Extracted records:
╭──

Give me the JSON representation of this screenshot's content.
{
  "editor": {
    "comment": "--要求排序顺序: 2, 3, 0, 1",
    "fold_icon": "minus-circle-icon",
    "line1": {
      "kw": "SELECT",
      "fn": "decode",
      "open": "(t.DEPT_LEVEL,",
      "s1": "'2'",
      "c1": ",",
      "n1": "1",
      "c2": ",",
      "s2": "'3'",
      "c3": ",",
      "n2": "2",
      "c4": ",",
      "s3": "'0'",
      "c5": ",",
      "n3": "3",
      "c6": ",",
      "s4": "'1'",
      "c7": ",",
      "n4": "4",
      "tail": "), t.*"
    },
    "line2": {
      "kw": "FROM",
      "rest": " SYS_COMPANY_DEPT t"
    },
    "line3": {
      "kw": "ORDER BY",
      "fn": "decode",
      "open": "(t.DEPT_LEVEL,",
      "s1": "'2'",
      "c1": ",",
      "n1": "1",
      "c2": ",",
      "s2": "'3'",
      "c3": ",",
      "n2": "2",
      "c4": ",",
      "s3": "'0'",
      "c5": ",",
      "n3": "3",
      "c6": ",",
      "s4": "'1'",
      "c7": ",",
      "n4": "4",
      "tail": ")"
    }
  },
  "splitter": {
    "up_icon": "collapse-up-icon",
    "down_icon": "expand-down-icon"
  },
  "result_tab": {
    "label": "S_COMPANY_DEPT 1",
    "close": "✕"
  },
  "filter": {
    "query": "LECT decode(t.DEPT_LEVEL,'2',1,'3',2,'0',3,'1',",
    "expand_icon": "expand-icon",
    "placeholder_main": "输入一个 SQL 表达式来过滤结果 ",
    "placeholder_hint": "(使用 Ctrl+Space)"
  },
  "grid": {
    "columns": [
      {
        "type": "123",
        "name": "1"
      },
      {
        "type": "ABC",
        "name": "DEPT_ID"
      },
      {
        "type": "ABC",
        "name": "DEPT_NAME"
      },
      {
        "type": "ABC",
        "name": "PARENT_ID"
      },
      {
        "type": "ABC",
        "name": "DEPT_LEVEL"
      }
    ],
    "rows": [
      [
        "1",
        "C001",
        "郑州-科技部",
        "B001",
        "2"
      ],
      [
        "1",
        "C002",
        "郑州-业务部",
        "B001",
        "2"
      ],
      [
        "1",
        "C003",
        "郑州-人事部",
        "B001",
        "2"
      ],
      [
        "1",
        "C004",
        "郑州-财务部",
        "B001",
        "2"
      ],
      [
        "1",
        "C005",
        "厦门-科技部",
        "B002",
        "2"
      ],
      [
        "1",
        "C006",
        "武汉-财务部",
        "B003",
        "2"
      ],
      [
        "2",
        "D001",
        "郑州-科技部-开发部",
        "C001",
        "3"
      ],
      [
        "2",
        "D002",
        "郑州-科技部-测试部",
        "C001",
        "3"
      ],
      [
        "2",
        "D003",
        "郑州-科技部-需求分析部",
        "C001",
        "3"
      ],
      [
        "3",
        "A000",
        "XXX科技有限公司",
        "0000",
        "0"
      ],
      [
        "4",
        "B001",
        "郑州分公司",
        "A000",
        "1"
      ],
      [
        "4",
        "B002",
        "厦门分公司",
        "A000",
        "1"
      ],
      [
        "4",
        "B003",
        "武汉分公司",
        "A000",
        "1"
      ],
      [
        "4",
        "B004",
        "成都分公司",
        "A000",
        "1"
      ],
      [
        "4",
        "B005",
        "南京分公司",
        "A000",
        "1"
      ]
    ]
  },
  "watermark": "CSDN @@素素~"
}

╰──

_PROBLEM TO SOLVE_. Your answer should be one number: how many lines in the material above contain the string "expand".

_REPLY TO THE TASK_. 2